Exactly my thought. US gov't even outsources to private contractors that then subcontract and outsource to China for electronic components including chips that can easily end up in our DOD systems. I wonder if this is more of a money or market thing being pushed by the Existing Oligopoly?

Something doesn't appear to add up completely?




What doesn't add up is that, in the real world, you can't protect against every threat model. Its their job to protect the best they can. They can't tell Apple to stop building their phones in China, but they can simply say "Don't buy Huawei".

That's easy. And moreover, its a bigger threat. With a Huawei phone, the Chinese government has control over everything from the processor to the userspace software. With a small piece of silicon in a fab, the threat surface is much smaller; they'd have to sneak it in against Apple's will, past all of Apple's American-loyal QA.

In the software world, we tend to think about security as an absolute, because computer logic is absolute. In the real world, security is probabilities. How can you minimize the chance of breach while minimizing costs.


>they'd have to sneak it in against Apple's will, past all of Apple's American-loyal QA.

Is Apple's QA workforce mostly American or do they have a lot of Chinese H1Bs? I mean loyalty is a fickle thing.


>What doesn't add up is that, in the real world, you can't protect against every threat model. Its their job to protect the best they can. They can't tell Apple to stop building their phones in China, but they can simply say "Don't buy Huawei".

◆ ◆ ◆ ◆ ◆

### List of tasks
1. Repeat the stretch of the Huawei discussion from "In the software" through "a fickle thing.", switching "security" to "safety".
2. In the Huawei discussion, what is the one thing the government can't tell Apple to do?
3. Carry on the Huawei discussion from its final line.
The lines after the Huawei discussion are separate material.

◆ ◆ ◆ ◆ ◆

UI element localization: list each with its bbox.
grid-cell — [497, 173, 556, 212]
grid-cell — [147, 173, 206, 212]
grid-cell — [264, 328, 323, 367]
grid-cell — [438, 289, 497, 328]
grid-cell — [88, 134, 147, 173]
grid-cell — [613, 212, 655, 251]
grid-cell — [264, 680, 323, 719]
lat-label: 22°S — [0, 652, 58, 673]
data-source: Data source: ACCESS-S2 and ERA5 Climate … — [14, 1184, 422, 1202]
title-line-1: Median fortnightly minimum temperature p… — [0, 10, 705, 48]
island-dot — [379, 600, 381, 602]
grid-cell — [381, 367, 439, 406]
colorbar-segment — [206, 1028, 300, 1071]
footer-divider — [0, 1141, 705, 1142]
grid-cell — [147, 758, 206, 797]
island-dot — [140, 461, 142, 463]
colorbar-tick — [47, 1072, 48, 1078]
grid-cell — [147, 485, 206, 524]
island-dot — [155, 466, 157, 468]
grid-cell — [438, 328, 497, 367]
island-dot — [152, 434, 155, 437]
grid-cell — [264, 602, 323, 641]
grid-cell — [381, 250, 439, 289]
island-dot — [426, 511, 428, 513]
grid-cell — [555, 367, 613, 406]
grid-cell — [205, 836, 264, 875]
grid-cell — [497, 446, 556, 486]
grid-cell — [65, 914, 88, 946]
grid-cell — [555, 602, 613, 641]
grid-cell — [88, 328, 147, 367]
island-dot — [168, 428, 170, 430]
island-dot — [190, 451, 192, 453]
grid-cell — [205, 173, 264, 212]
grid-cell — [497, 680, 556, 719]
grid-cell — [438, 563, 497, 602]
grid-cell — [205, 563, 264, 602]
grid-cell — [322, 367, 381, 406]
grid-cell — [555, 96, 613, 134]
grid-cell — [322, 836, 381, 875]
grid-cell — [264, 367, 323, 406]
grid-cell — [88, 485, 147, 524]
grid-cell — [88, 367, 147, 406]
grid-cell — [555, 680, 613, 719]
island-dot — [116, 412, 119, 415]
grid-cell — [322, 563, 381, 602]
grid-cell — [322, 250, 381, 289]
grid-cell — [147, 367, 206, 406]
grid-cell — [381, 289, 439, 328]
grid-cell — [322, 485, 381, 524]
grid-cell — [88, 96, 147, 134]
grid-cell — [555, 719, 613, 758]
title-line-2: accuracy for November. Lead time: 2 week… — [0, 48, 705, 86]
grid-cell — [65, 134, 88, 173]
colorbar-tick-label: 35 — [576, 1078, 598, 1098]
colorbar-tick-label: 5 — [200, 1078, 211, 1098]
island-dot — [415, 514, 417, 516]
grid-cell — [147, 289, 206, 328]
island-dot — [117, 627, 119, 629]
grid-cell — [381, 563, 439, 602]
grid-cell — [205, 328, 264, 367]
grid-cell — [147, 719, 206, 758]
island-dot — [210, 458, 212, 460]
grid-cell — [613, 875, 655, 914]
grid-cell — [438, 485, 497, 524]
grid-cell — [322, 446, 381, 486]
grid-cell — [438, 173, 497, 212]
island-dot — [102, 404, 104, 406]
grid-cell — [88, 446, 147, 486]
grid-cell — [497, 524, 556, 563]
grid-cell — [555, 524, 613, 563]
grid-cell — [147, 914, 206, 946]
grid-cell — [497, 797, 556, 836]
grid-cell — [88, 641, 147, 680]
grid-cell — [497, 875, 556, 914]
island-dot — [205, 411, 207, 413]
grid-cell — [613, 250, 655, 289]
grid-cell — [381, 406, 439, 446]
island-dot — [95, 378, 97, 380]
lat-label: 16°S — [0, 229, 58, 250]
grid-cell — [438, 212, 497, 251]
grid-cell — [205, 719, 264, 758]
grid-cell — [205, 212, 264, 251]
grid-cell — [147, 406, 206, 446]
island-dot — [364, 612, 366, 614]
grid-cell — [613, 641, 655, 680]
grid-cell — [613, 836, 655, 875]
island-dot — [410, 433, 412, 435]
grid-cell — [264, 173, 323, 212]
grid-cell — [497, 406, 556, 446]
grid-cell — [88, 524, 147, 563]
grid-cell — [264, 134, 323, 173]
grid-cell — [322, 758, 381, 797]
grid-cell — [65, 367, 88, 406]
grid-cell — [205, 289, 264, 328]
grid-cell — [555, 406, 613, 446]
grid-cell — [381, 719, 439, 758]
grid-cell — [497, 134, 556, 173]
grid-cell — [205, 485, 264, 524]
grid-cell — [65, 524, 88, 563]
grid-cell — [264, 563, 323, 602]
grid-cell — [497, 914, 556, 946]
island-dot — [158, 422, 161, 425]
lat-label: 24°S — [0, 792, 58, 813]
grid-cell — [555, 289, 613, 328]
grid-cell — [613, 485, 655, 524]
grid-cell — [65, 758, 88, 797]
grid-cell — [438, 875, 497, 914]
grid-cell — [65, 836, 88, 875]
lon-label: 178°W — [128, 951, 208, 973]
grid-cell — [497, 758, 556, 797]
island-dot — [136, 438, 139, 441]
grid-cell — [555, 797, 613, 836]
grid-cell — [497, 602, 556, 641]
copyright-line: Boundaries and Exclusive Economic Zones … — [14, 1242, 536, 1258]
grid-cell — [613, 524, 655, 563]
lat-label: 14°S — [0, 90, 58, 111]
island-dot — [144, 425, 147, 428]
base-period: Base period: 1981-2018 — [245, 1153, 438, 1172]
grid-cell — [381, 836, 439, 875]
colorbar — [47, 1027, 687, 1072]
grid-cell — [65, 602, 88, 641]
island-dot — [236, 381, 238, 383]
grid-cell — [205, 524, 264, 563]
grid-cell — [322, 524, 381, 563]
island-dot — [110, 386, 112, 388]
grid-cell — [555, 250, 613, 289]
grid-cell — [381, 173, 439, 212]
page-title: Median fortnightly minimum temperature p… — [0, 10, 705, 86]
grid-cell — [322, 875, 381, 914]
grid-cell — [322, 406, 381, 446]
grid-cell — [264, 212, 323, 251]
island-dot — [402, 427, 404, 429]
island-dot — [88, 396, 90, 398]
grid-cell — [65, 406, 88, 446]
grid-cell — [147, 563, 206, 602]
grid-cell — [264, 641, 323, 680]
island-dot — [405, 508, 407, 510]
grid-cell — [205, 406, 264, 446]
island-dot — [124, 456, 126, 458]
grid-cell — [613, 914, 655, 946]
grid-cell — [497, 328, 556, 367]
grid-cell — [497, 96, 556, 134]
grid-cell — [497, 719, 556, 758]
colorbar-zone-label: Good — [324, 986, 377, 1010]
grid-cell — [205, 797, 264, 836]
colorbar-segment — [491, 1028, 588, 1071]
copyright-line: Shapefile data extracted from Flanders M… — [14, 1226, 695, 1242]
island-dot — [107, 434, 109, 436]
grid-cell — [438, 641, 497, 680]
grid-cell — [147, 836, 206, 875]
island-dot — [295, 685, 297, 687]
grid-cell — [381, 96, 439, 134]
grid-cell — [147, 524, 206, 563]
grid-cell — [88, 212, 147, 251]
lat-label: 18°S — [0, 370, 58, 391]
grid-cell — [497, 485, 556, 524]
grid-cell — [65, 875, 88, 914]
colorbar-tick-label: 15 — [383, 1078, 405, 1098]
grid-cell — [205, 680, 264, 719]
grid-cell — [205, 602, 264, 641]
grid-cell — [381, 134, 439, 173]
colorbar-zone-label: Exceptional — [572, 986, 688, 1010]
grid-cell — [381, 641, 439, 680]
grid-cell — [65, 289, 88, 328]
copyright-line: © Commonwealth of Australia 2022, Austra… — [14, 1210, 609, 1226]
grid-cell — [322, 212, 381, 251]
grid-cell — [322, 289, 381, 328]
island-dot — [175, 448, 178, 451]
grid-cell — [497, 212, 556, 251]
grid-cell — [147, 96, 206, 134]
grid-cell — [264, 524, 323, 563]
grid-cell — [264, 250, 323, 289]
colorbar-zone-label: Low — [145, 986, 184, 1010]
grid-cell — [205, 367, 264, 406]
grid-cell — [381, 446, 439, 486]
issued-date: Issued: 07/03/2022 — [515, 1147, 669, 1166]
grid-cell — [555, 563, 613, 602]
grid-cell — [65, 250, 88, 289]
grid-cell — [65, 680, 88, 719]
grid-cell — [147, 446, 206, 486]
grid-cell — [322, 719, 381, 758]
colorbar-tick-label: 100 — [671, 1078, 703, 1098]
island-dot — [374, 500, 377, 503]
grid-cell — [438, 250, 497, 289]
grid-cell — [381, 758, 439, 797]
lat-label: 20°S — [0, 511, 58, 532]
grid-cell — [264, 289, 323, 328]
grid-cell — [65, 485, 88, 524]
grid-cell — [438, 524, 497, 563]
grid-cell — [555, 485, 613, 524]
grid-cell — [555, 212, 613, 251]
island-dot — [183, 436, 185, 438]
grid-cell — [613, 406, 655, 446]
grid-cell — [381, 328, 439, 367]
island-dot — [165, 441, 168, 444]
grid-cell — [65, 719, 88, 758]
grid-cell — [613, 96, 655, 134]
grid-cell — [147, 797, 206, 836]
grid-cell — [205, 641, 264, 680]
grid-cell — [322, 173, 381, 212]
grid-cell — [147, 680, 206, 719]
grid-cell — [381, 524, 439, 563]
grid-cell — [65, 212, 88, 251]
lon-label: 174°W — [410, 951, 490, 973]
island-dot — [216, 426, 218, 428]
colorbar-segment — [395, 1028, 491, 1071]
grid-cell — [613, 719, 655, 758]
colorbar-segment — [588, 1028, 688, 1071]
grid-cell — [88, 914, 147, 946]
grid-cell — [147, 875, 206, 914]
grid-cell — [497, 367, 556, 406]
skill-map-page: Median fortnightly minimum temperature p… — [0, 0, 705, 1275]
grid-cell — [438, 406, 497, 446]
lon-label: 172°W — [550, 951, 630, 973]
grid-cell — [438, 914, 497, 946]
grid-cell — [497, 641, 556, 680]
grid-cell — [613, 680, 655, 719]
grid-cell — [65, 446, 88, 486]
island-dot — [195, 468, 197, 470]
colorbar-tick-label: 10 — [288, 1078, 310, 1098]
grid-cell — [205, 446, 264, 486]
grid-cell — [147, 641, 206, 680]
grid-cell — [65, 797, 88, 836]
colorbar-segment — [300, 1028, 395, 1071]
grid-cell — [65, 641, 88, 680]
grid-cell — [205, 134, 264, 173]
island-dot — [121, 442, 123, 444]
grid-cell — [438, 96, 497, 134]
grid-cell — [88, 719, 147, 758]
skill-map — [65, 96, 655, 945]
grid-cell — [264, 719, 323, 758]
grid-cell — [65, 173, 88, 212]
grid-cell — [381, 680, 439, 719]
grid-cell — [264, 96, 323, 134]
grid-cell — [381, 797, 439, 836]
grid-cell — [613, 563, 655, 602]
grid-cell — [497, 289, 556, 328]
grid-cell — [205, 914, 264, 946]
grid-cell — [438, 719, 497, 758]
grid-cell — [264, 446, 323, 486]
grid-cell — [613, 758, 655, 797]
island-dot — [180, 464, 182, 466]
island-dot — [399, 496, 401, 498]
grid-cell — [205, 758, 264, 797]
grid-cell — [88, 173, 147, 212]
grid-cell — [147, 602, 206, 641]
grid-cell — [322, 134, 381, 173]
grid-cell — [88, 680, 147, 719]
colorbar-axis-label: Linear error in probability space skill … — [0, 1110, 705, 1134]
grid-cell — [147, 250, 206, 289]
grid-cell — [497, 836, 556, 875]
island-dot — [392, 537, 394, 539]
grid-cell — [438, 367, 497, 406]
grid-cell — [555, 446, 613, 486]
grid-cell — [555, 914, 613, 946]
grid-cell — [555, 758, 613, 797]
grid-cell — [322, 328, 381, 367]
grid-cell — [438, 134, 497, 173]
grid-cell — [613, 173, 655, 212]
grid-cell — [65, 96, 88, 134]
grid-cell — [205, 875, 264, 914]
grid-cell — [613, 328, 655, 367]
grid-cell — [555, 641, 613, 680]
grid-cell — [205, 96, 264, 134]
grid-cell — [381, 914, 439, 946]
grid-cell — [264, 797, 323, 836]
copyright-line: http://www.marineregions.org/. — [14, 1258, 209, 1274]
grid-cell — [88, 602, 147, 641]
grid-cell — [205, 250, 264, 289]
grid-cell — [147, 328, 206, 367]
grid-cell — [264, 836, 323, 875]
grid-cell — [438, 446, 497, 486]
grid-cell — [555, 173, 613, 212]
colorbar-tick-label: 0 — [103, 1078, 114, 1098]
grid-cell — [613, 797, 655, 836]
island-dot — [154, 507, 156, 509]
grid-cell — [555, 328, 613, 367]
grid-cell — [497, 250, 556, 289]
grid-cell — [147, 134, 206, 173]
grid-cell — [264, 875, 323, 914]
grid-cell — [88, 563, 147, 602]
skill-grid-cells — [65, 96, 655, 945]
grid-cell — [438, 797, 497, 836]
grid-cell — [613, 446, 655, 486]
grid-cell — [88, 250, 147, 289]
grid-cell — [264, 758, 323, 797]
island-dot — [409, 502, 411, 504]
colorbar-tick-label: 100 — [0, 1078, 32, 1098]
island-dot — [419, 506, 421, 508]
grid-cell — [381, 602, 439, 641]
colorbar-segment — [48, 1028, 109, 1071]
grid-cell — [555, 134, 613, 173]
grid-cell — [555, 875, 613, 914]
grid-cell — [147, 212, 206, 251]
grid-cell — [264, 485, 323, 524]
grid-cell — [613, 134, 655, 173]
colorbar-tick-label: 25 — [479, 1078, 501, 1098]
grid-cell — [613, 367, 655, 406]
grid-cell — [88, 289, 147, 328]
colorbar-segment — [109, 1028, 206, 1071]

◆ ◆ ◆ ◆ ◆

### The replies
1.
In the software world, we tend to think about safety as an absolute, because computer logic is absolute. In the real world, safety is probabilities. How can you minimize the chance of breach while minimizing costs.


>they'd have to sneak it in against Apple's will, past all of Apple's American-loyal QA.

Is Apple's QA workforce mostly American or do they have a lot of Chinese H1Bs? I mean loyalty is a fickle thing.

2. Stop building their phones in China.

3.
If the 'threat' was real, that makes as much sense as hardening one door in your house, when you have 4 other doors because "you can't protect against every threat model".


No. It makes as much sense as securing the 4 doors because that's a relatively cost efficient way to implement basic security. But let's avoid strengthening all the walls with a titanium alloy to protect us when the threat brings a bulldozer to get in. That's expensive.

Asking Apple to manufacturer their phones outside of the US is a highly expensive action.


And the pictures of NSA employees opening parcels to modify the hardware before it gets shipped to certain targets immediatly comes to my mind.

That being said if you don’t control the software, modifying manually a handful of devices doesn’t scale. If you modify all of them the chance that you will be spotted is very high. If you control the software and it is encrypted / not readable, you can backdoor all devices of a whole country. So I can see how it is a step up in term of threat level.


Not sure why this was downvoted. Those pictures are right here:

https://arstechnica.com/tech-policy/2014/05/photos-of-an-nsa...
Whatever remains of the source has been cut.